┌─ RECORDED INFORMATION
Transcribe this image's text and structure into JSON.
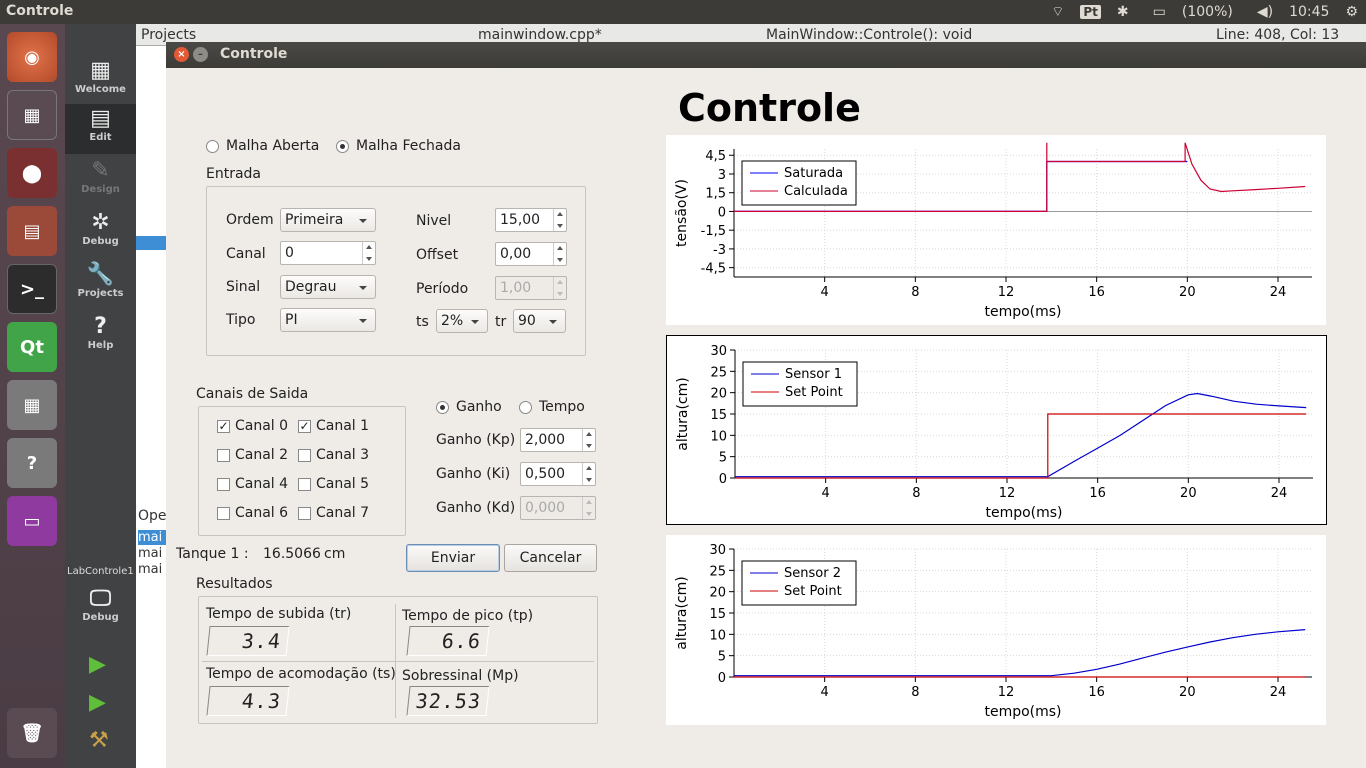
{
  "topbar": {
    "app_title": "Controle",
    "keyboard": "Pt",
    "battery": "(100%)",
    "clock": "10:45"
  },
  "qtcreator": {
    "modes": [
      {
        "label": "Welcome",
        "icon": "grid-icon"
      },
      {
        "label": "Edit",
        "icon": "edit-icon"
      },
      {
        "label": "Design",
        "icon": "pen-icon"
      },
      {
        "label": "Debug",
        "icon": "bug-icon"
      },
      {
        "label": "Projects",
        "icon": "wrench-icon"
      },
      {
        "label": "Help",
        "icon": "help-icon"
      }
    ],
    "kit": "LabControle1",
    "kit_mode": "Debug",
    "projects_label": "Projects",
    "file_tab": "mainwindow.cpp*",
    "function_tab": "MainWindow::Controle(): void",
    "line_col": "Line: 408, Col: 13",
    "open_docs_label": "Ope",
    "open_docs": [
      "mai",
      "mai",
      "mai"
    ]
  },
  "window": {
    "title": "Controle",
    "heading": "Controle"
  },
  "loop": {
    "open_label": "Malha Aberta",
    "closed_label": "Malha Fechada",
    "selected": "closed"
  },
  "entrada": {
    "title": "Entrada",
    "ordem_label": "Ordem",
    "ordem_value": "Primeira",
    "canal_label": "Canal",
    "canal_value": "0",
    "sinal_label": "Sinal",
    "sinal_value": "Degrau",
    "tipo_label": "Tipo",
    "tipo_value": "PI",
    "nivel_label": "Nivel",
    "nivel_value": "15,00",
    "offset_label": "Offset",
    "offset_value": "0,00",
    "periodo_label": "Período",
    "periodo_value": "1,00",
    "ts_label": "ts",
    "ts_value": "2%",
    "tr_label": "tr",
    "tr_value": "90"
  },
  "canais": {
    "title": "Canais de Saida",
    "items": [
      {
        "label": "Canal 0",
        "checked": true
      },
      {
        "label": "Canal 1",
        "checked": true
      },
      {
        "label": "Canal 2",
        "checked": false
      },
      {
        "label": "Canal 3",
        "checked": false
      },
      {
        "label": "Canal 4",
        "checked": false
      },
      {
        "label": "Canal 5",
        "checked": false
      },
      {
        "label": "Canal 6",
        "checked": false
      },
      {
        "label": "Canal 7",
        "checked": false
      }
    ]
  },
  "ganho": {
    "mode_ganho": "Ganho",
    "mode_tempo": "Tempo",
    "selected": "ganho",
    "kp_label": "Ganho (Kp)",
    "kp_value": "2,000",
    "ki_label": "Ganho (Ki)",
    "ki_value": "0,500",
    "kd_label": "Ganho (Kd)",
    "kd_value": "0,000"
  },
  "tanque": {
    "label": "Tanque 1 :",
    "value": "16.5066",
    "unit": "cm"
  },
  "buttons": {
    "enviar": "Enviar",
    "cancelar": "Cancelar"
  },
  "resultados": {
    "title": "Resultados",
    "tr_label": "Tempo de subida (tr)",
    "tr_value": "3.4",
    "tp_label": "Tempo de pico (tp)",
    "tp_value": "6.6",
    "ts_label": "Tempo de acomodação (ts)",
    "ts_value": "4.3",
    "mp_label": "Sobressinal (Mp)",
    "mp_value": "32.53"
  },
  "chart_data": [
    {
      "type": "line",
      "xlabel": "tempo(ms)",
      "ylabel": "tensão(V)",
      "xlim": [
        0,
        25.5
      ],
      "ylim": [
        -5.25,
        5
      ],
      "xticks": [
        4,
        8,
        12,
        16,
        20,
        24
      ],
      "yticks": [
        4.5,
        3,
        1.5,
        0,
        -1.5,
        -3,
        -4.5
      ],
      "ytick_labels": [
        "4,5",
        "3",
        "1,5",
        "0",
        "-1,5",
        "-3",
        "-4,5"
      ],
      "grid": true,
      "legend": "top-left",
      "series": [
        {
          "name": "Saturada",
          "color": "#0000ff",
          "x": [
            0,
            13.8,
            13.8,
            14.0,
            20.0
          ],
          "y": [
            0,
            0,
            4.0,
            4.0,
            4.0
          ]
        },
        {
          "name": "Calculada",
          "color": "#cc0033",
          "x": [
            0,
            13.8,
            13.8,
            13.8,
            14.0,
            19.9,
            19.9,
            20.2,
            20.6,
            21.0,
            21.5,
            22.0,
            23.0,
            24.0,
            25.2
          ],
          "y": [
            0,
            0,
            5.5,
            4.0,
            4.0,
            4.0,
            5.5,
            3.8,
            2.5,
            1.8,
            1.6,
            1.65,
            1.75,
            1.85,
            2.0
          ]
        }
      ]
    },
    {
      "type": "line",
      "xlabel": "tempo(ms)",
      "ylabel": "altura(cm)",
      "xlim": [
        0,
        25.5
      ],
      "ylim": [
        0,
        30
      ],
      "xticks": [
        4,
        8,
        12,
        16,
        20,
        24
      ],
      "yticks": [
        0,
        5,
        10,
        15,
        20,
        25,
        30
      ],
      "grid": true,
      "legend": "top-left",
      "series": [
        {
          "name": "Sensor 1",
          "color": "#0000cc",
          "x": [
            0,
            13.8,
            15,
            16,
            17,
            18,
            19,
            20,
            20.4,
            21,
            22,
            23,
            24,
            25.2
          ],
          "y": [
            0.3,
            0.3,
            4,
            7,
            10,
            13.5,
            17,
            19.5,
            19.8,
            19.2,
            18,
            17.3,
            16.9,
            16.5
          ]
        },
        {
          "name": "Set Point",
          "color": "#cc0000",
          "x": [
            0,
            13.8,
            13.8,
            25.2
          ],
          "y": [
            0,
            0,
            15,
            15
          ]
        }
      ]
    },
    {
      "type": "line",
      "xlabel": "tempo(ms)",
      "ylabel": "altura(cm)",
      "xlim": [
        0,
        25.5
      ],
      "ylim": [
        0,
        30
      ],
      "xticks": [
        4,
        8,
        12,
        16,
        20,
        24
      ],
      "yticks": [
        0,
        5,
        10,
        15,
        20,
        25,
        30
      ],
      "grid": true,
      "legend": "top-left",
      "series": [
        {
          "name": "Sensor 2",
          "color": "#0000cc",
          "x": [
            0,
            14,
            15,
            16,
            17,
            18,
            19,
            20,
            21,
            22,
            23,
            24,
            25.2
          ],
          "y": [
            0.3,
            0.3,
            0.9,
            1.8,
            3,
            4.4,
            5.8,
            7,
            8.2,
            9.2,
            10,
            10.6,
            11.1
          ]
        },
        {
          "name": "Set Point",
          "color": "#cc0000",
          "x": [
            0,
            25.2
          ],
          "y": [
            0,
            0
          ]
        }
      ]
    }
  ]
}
└─
┌─ RECORDED INFORMATION
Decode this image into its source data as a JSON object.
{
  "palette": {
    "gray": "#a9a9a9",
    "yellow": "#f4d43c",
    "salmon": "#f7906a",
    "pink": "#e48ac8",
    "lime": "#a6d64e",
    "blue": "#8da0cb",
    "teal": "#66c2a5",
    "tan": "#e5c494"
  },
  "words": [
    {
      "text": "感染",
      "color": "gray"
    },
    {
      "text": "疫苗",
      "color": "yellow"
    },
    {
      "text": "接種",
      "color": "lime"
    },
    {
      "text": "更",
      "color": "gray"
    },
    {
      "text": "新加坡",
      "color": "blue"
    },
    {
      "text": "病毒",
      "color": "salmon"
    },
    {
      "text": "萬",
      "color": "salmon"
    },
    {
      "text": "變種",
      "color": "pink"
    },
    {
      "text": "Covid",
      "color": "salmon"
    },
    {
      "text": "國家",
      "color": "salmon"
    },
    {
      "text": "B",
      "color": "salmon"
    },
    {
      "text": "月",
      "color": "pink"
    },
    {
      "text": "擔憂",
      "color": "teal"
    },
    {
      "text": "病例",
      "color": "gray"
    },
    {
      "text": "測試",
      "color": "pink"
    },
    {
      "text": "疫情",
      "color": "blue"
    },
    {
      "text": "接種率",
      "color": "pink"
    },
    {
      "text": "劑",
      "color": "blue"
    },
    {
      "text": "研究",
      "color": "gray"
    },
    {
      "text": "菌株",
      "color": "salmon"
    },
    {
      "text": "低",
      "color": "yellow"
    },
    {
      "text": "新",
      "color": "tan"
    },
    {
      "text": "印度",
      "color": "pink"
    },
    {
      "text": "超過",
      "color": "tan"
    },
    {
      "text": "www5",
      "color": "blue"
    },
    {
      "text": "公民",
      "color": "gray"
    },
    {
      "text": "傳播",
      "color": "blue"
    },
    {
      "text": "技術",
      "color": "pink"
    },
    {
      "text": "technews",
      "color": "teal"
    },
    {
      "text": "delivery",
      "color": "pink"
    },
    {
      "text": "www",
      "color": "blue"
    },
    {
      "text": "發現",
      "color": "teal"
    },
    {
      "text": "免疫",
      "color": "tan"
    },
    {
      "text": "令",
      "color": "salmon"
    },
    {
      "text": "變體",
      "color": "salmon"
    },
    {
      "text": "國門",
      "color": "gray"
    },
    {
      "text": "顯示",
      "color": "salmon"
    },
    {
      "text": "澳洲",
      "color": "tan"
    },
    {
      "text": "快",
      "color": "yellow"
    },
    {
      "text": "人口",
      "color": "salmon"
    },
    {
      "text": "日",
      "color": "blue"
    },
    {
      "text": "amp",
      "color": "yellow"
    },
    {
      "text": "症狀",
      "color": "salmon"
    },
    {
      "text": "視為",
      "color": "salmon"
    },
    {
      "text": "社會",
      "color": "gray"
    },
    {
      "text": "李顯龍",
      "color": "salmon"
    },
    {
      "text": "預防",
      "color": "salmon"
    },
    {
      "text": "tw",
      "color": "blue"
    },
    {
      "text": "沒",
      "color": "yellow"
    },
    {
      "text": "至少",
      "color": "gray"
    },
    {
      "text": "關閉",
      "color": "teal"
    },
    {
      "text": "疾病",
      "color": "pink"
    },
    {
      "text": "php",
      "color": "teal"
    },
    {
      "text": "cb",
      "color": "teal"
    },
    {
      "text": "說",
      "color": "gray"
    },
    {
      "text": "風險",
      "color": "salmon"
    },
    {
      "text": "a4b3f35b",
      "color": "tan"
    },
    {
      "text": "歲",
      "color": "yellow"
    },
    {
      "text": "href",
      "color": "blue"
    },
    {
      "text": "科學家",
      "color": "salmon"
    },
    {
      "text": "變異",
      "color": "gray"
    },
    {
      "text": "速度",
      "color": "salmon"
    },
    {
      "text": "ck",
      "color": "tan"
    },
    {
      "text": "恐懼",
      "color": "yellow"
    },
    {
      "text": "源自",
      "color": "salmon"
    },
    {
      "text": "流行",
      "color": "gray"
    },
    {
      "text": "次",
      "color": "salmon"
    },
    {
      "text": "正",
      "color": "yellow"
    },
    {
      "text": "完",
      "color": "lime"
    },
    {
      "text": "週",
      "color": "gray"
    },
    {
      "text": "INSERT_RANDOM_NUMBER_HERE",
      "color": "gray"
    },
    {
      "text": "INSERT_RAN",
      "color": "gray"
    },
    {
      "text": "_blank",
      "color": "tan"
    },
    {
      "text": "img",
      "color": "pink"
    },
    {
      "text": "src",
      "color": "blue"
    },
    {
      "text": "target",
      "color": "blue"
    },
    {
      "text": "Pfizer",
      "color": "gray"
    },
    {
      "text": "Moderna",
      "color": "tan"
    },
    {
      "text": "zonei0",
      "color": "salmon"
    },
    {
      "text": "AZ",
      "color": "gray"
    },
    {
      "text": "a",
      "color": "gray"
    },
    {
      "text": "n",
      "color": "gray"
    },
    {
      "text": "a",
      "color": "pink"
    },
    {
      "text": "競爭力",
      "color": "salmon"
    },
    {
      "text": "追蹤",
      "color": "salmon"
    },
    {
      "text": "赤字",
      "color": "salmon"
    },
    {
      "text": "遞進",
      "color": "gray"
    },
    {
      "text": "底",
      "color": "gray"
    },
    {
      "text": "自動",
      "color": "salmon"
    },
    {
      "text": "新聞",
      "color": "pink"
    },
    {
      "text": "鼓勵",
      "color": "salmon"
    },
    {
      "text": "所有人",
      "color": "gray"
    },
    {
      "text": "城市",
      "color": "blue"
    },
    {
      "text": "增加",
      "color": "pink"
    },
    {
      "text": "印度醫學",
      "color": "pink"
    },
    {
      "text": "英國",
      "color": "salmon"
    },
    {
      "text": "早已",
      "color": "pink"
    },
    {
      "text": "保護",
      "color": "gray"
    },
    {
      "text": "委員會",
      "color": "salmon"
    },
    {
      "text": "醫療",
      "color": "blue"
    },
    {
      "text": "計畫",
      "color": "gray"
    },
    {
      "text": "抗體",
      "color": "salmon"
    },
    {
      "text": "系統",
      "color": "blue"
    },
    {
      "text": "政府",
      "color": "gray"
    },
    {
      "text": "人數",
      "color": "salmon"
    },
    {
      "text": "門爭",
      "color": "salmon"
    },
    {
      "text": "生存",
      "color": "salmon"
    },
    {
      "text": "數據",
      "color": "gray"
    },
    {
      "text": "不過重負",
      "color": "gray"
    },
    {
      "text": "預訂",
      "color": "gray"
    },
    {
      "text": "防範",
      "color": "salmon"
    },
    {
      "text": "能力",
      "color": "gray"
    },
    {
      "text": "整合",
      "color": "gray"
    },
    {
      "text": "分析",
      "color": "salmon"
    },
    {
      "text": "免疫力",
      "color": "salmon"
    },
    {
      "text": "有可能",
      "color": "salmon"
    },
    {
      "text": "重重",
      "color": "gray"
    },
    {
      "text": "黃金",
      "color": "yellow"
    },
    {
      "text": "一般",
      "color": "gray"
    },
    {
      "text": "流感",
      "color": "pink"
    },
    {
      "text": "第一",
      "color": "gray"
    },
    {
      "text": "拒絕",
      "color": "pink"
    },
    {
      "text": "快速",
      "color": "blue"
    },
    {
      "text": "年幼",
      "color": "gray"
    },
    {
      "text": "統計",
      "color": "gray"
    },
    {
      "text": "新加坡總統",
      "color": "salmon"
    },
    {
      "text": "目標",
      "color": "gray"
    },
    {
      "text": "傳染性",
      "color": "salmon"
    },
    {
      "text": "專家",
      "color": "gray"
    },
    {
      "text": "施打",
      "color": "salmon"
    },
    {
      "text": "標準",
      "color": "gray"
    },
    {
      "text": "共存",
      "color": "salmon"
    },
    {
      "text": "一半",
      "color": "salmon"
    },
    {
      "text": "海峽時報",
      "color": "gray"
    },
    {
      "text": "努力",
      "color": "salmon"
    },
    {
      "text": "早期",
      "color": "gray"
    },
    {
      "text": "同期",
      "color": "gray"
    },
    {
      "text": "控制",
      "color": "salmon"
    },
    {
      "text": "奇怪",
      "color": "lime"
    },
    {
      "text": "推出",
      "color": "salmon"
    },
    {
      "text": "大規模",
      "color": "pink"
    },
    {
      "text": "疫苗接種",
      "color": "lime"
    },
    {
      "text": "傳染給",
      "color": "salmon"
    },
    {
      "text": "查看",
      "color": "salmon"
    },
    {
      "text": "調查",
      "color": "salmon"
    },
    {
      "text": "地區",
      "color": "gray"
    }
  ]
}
└─
EXERCISE GOAL: Using the records above, say how many lines include the string "Projects". Only the number is wanted.

THE RESPONSE: 2